Extract the line that contains "What text is on this page?" and every line after it to the end of the records below, exactly as written and nothing else.
## START PROVIDED INFORMATION
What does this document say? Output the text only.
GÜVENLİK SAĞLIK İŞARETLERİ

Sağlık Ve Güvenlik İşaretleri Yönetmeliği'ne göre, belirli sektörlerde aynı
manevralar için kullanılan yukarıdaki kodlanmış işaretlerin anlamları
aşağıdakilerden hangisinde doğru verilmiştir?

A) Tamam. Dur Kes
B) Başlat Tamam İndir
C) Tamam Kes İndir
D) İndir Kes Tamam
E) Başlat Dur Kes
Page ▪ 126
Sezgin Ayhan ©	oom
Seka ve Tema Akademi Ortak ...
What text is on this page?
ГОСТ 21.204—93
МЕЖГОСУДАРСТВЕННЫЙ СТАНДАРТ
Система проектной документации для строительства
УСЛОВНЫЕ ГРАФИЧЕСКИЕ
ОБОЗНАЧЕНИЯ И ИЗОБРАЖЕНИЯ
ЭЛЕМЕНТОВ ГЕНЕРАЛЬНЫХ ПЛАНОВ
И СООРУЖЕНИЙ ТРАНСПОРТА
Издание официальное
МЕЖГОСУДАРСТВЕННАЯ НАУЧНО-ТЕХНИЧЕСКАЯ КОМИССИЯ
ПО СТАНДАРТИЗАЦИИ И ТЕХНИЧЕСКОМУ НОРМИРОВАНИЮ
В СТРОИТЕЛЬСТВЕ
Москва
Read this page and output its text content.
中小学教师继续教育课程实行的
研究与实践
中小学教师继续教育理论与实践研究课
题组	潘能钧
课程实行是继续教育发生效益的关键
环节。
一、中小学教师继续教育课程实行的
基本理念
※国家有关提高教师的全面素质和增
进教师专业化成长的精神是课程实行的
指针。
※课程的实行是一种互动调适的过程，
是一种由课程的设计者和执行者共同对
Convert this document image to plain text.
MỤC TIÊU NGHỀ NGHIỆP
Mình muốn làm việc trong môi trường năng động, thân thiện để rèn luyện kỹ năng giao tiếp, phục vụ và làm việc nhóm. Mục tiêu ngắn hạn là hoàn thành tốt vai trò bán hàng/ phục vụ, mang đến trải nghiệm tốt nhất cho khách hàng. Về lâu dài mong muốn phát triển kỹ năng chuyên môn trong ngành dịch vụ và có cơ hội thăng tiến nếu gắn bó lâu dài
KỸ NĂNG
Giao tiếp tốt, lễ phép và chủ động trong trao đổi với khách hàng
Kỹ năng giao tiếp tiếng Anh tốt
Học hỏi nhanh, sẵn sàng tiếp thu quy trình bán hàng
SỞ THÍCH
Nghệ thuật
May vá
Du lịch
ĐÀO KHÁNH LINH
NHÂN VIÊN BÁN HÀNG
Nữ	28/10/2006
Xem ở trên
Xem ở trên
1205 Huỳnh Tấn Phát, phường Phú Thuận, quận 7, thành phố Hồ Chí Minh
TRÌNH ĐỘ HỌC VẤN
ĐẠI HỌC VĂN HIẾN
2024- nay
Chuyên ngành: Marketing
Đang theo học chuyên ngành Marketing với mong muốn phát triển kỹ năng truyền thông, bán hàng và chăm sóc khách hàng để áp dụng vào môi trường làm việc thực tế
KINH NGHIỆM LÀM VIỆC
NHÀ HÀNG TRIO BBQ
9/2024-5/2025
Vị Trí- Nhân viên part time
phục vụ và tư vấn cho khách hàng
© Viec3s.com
## END PROVIDED INFORMATION
**TASK SOLUTION:**
What text is on this page?
ГОСТ 21.204—93
МЕЖГОСУДАРСТВЕННЫЙ СТАНДАРТ
Система проектной документации для строительства
УСЛОВНЫЕ ГРАФИЧЕСКИЕ
ОБОЗНАЧЕНИЯ И ИЗОБРАЖЕНИЯ
ЭЛЕМЕНТОВ ГЕНЕРАЛЬНЫХ ПЛАНОВ
И СООРУЖЕНИЙ ТРАНСПОРТА
Издание официальное
МЕЖГОСУДАРСТВЕННАЯ НАУЧНО-ТЕХНИЧЕСКАЯ КОМИССИЯ
ПО СТАНДАРТИЗАЦИИ И ТЕХНИЧЕСКОМУ НОРМИРОВАНИЮ
В СТРОИТЕЛЬСТВЕ
Москва
Read this page and output its text content.
中小学教师继续教育课程实行的
研究与实践
中小学教师继续教育理论与实践研究课
题组	潘能钧
课程实行是继续教育发生效益的关键
环节。
一、中小学教师继续教育课程实行的
基本理念
※国家有关提高教师的全面素质和增
进教师专业化成长的精神是课程实行的
指针。
※课程的实行是一种互动调适的过程，
是一种由课程的设计者和执行者共同对
Convert this document image to plain text.
MỤC TIÊU NGHỀ NGHIỆP
Mình muốn làm việc trong môi trường năng động, thân thiện để rèn luyện kỹ năng giao tiếp, phục vụ và làm việc nhóm. Mục tiêu ngắn hạn là hoàn thành tốt vai trò bán hàng/ phục vụ, mang đến trải nghiệm tốt nhất cho khách hàng. Về lâu dài mong muốn phát triển kỹ năng chuyên môn trong ngành dịch vụ và có cơ hội thăng tiến nếu gắn bó lâu dài
KỸ NĂNG
Giao tiếp tốt, lễ phép và chủ động trong trao đổi với khách hàng
Kỹ năng giao tiếp tiếng Anh tốt
Học hỏi nhanh, sẵn sàng tiếp thu quy trình bán hàng
SỞ THÍCH
Nghệ thuật
May vá
Du lịch
ĐÀO KHÁNH LINH
NHÂN VIÊN BÁN HÀNG
Nữ	28/10/2006
Xem ở trên
Xem ở trên
1205 Huỳnh Tấn Phát, phường Phú Thuận, quận 7, thành phố Hồ Chí Minh
TRÌNH ĐỘ HỌC VẤN
ĐẠI HỌC VĂN HIẾN
2024- nay
Chuyên ngành: Marketing
Đang theo học chuyên ngành Marketing với mong muốn phát triển kỹ năng truyền thông, bán hàng và chăm sóc khách hàng để áp dụng vào môi trường làm việc thực tế
KINH NGHIỆM LÀM VIỆC
NHÀ HÀNG TRIO BBQ
9/2024-5/2025
Vị Trí- Nhân viên part time
phục vụ và tư vấn cho khách hàng
© Viec3s.com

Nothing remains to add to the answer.